_EXERCISE INSTRUCTIONS:_ In the copy, keep every record exact and leave out all images.

_SUPPLIED MATERIAL:_
▬▬▬▬▬▬

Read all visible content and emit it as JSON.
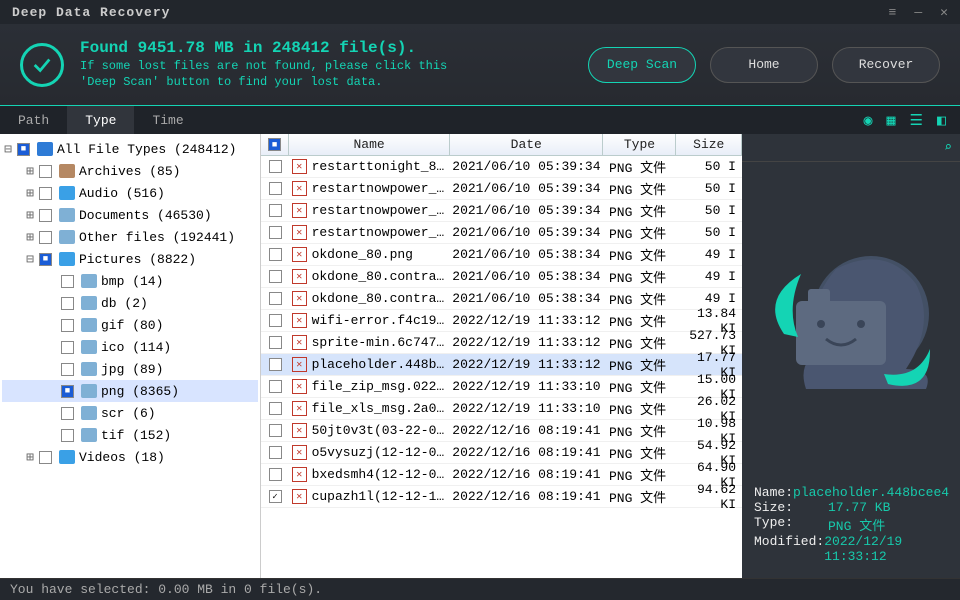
{
  "title": "Deep Data Recovery",
  "header": {
    "found_line": "Found 9451.78 MB in 248412 file(s).",
    "hint_line1": "If some lost files are not found, please click this",
    "hint_line2": "'Deep Scan' button to find your lost data.",
    "deep_scan": "Deep Scan",
    "home": "Home",
    "recover": "Recover"
  },
  "tabs": {
    "path": "Path",
    "type": "Type",
    "time": "Time"
  },
  "tree": [
    {
      "depth": 0,
      "exp": "⊟",
      "chk": "filled",
      "icon": "#2e7bd6",
      "label": "All File Types (248412)",
      "name": "all-file-types"
    },
    {
      "depth": 1,
      "exp": "⊞",
      "chk": "",
      "icon": "#b58863",
      "label": "Archives (85)",
      "name": "archives"
    },
    {
      "depth": 1,
      "exp": "⊞",
      "chk": "",
      "icon": "#3aa0e6",
      "label": "Audio (516)",
      "name": "audio"
    },
    {
      "depth": 1,
      "exp": "⊞",
      "chk": "",
      "icon": "#7fb0d5",
      "label": "Documents (46530)",
      "name": "documents"
    },
    {
      "depth": 1,
      "exp": "⊞",
      "chk": "",
      "icon": "#7fb0d5",
      "label": "Other files (192441)",
      "name": "other-files"
    },
    {
      "depth": 1,
      "exp": "⊟",
      "chk": "filled",
      "icon": "#3aa0e6",
      "label": "Pictures (8822)",
      "name": "pictures"
    },
    {
      "depth": 2,
      "exp": " ",
      "chk": "",
      "icon": "#7fb0d5",
      "label": "bmp (14)",
      "name": "bmp"
    },
    {
      "depth": 2,
      "exp": " ",
      "chk": "",
      "icon": "#7fb0d5",
      "label": "db (2)",
      "name": "db"
    },
    {
      "depth": 2,
      "exp": " ",
      "chk": "",
      "icon": "#7fb0d5",
      "label": "gif (80)",
      "name": "gif"
    },
    {
      "depth": 2,
      "exp": " ",
      "chk": "",
      "icon": "#7fb0d5",
      "label": "ico (114)",
      "name": "ico"
    },
    {
      "depth": 2,
      "exp": " ",
      "chk": "",
      "icon": "#7fb0d5",
      "label": "jpg (89)",
      "name": "jpg"
    },
    {
      "depth": 2,
      "exp": " ",
      "chk": "filled",
      "icon": "#7fb0d5",
      "label": "png (8365)",
      "name": "png",
      "sel": true
    },
    {
      "depth": 2,
      "exp": " ",
      "chk": "",
      "icon": "#7fb0d5",
      "label": "scr (6)",
      "name": "scr"
    },
    {
      "depth": 2,
      "exp": " ",
      "chk": "",
      "icon": "#7fb0d5",
      "label": "tif (152)",
      "name": "tif"
    },
    {
      "depth": 1,
      "exp": "⊞",
      "chk": "",
      "icon": "#3aa0e6",
      "label": "Videos (18)",
      "name": "videos"
    }
  ],
  "columns": {
    "name": "Name",
    "date": "Date",
    "type": "Type",
    "size": "Size"
  },
  "files": [
    {
      "chk": "",
      "name": "restarttonight_8...",
      "date": "2021/06/10 05:39:34",
      "type": "PNG 文件",
      "size": "50 ",
      "kb": "I"
    },
    {
      "chk": "",
      "name": "restartnowpower_...",
      "date": "2021/06/10 05:39:34",
      "type": "PNG 文件",
      "size": "50 ",
      "kb": "I"
    },
    {
      "chk": "",
      "name": "restartnowpower_...",
      "date": "2021/06/10 05:39:34",
      "type": "PNG 文件",
      "size": "50 ",
      "kb": "I"
    },
    {
      "chk": "",
      "name": "restartnowpower_...",
      "date": "2021/06/10 05:39:34",
      "type": "PNG 文件",
      "size": "50 ",
      "kb": "I"
    },
    {
      "chk": "",
      "name": "okdone_80.png",
      "date": "2021/06/10 05:38:34",
      "type": "PNG 文件",
      "size": "49 ",
      "kb": "I"
    },
    {
      "chk": "",
      "name": "okdone_80.contra...",
      "date": "2021/06/10 05:38:34",
      "type": "PNG 文件",
      "size": "49 ",
      "kb": "I"
    },
    {
      "chk": "",
      "name": "okdone_80.contra...",
      "date": "2021/06/10 05:38:34",
      "type": "PNG 文件",
      "size": "49 ",
      "kb": "I"
    },
    {
      "chk": "",
      "name": "wifi-error.f4c19...",
      "date": "2022/12/19 11:33:12",
      "type": "PNG 文件",
      "size": "13.84 ",
      "kb": "KI"
    },
    {
      "chk": "",
      "name": "sprite-min.6c747...",
      "date": "2022/12/19 11:33:12",
      "type": "PNG 文件",
      "size": "527.73 ",
      "kb": "KI"
    },
    {
      "chk": "",
      "name": "placeholder.448b...",
      "date": "2022/12/19 11:33:12",
      "type": "PNG 文件",
      "size": "17.77 ",
      "kb": "KI",
      "sel": true
    },
    {
      "chk": "",
      "name": "file_zip_msg.022...",
      "date": "2022/12/19 11:33:10",
      "type": "PNG 文件",
      "size": "15.00 ",
      "kb": "KI"
    },
    {
      "chk": "",
      "name": "file_xls_msg.2a0...",
      "date": "2022/12/19 11:33:10",
      "type": "PNG 文件",
      "size": "26.02 ",
      "kb": "KI"
    },
    {
      "chk": "",
      "name": "50jt0v3t(03-22-0...",
      "date": "2022/12/16 08:19:41",
      "type": "PNG 文件",
      "size": "10.98 ",
      "kb": "KI"
    },
    {
      "chk": "",
      "name": "o5vysuzj(12-12-0...",
      "date": "2022/12/16 08:19:41",
      "type": "PNG 文件",
      "size": "54.92 ",
      "kb": "KI"
    },
    {
      "chk": "",
      "name": "bxedsmh4(12-12-0...",
      "date": "2022/12/16 08:19:41",
      "type": "PNG 文件",
      "size": "64.90 ",
      "kb": "KI"
    },
    {
      "chk": "✓",
      "name": "cupazh1l(12-12-1...",
      "date": "2022/12/16 08:19:41",
      "type": "PNG 文件",
      "size": "94.62 ",
      "kb": "KI"
    }
  ],
  "preview": {
    "name_k": "Name:",
    "name_v": "placeholder.448bcee4",
    "size_k": "Size:",
    "size_v": "17.77 KB",
    "type_k": "Type:",
    "type_v": "PNG 文件",
    "mod_k": "Modified:",
    "mod_v": "2022/12/19 11:33:12"
  },
  "status": "You have selected: 0.00 MB in 0 file(s)."
}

▬▬▬▬▬▬

_SOLUTION FOR THIS TASK:_
Read all visible content and emit it as JSON.
{
  "title": "Deep Data Recovery",
  "header": {
    "found_line": "Found 9451.78 MB in 248412 file(s).",
    "hint_line1": "If some lost files are not found, please click this",
    "hint_line2": "'Deep Scan' button to find your lost data.",
    "deep_scan": "Deep Scan",
    "home": "Home",
    "recover": "Recover"
  },
  "tabs": {
    "path": "Path",
    "type": "Type",
    "time": "Time"
  },
  "tree": [
    {
      "depth": 0,
      "exp": "⊟",
      "chk": "filled",
      "icon": "#2e7bd6",
      "label": "All File Types (248412)",
      "name": "all-file-types"
    },
    {
      "depth": 1,
      "exp": "⊞",
      "chk": "",
      "icon": "#b58863",
      "label": "Archives (85)",
      "name": "archives"
    },
    {
      "depth": 1,
      "exp": "⊞",
      "chk": "",
      "icon": "#3aa0e6",
      "label": "Audio (516)",
      "name": "audio"
    },
    {
      "depth": 1,
      "exp": "⊞",
      "chk": "",
      "icon": "#7fb0d5",
      "label": "Documents (46530)",
      "name": "documents"
    },
    {
      "depth": 1,
      "exp": "⊞",
      "chk": "",
      "icon": "#7fb0d5",
      "label": "Other files (192441)",
      "name": "other-files"
    },
    {
      "depth": 1,
      "exp": "⊟",
      "chk": "filled",
      "icon": "#3aa0e6",
      "label": "Pictures (8822)",
      "name": "pictures"
    },
    {
      "depth": 2,
      "exp": " ",
      "chk": "",
      "icon": "#7fb0d5",
      "label": "bmp (14)",
      "name": "bmp"
    },
    {
      "depth": 2,
      "exp": " ",
      "chk": "",
      "icon": "#7fb0d5",
      "label": "db (2)",
      "name": "db"
    },
    {
      "depth": 2,
      "exp": " ",
      "chk": "",
      "icon": "#7fb0d5",
      "label": "gif (80)",
      "name": "gif"
    },
    {
      "depth": 2,
      "exp": " ",
      "chk": "",
      "icon": "#7fb0d5",
      "label": "ico (114)",
      "name": "ico"
    },
    {
      "depth": 2,
      "exp": " ",
      "chk": "",
      "icon": "#7fb0d5",
      "label": "jpg (89)",
      "name": "jpg"
    },
    {
      "depth": 2,
      "exp": " ",
      "chk": "filled",
      "icon": "#7fb0d5",
      "label": "png (8365)",
      "name": "png",
      "sel": true
    },
    {
      "depth": 2,
      "exp": " ",
      "chk": "",
      "icon": "#7fb0d5",
      "label": "scr (6)",
      "name": "scr"
    },
    {
      "depth": 2,
      "exp": " ",
      "chk": "",
      "icon": "#7fb0d5",
      "label": "tif (152)",
      "name": "tif"
    },
    {
      "depth": 1,
      "exp": "⊞",
      "chk": "",
      "icon": "#3aa0e6",
      "label": "Videos (18)",
      "name": "videos"
    }
  ],
  "columns": {
    "name": "Name",
    "date": "Date",
    "type": "Type",
    "size": "Size"
  },
  "files": [
    {
      "chk": "",
      "name": "restarttonight_8...",
      "date": "2021/06/10 05:39:34",
      "type": "PNG 文件",
      "size": "50 ",
      "kb": "I"
    },
    {
      "chk": "",
      "name": "restartnowpower_...",
      "date": "2021/06/10 05:39:34",
      "type": "PNG 文件",
      "size": "50 ",
      "kb": "I"
    },
    {
      "chk": "",
      "name": "restartnowpower_...",
      "date": "2021/06/10 05:39:34",
      "type": "PNG 文件",
      "size": "50 ",
      "kb": "I"
    },
    {
      "chk": "",
      "name": "restartnowpower_...",
      "date": "2021/06/10 05:39:34",
      "type": "PNG 文件",
      "size": "50 ",
      "kb": "I"
    },
    {
      "chk": "",
      "name": "okdone_80.png",
      "date": "2021/06/10 05:38:34",
      "type": "PNG 文件",
      "size": "49 ",
      "kb": "I"
    },
    {
      "chk": "",
      "name": "okdone_80.contra...",
      "date": "2021/06/10 05:38:34",
      "type": "PNG 文件",
      "size": "49 ",
      "kb": "I"
    },
    {
      "chk": "",
      "name": "okdone_80.contra...",
      "date": "2021/06/10 05:38:34",
      "type": "PNG 文件",
      "size": "49 ",
      "kb": "I"
    },
    {
      "chk": "",
      "name": "wifi-error.f4c19...",
      "date": "2022/12/19 11:33:12",
      "type": "PNG 文件",
      "size": "13.84 ",
      "kb": "KI"
    },
    {
      "chk": "",
      "name": "sprite-min.6c747...",
      "date": "2022/12/19 11:33:12",
      "type": "PNG 文件",
      "size": "527.73 ",
      "kb": "KI"
    },
    {
      "chk": "",
      "name": "placeholder.448b...",
      "date": "2022/12/19 11:33:12",
      "type": "PNG 文件",
      "size": "17.77 ",
      "kb": "KI",
      "sel": true
    },
    {
      "chk": "",
      "name": "file_zip_msg.022...",
      "date": "2022/12/19 11:33:10",
      "type": "PNG 文件",
      "size": "15.00 ",
      "kb": "KI"
    },
    {
      "chk": "",
      "name": "file_xls_msg.2a0...",
      "date": "2022/12/19 11:33:10",
      "type": "PNG 文件",
      "size": "26.02 ",
      "kb": "KI"
    },
    {
      "chk": "",
      "name": "50jt0v3t(03-22-0...",
      "date": "2022/12/16 08:19:41",
      "type": "PNG 文件",
      "size": "10.98 ",
      "kb": "KI"
    },
    {
      "chk": "",
      "name": "o5vysuzj(12-12-0...",
      "date": "2022/12/16 08:19:41",
      "type": "PNG 文件",
      "size": "54.92 ",
      "kb": "KI"
    },
    {
      "chk": "",
      "name": "bxedsmh4(12-12-0...",
      "date": "2022/12/16 08:19:41",
      "type": "PNG 文件",
      "size": "64.90 ",
      "kb": "KI"
    },
    {
      "chk": "✓",
      "name": "cupazh1l(12-12-1...",
      "date": "2022/12/16 08:19:41",
      "type": "PNG 文件",
      "size": "94.62 ",
      "kb": "KI"
    }
  ],
  "preview": {
    "name_k": "Name:",
    "name_v": "placeholder.448bcee4",
    "size_k": "Size:",
    "size_v": "17.77 KB",
    "type_k": "Type:",
    "type_v": "PNG 文件",
    "mod_k": "Modified:",
    "mod_v": "2022/12/19 11:33:12"
  },
  "status": "You have selected: 0.00 MB in 0 file(s)."
}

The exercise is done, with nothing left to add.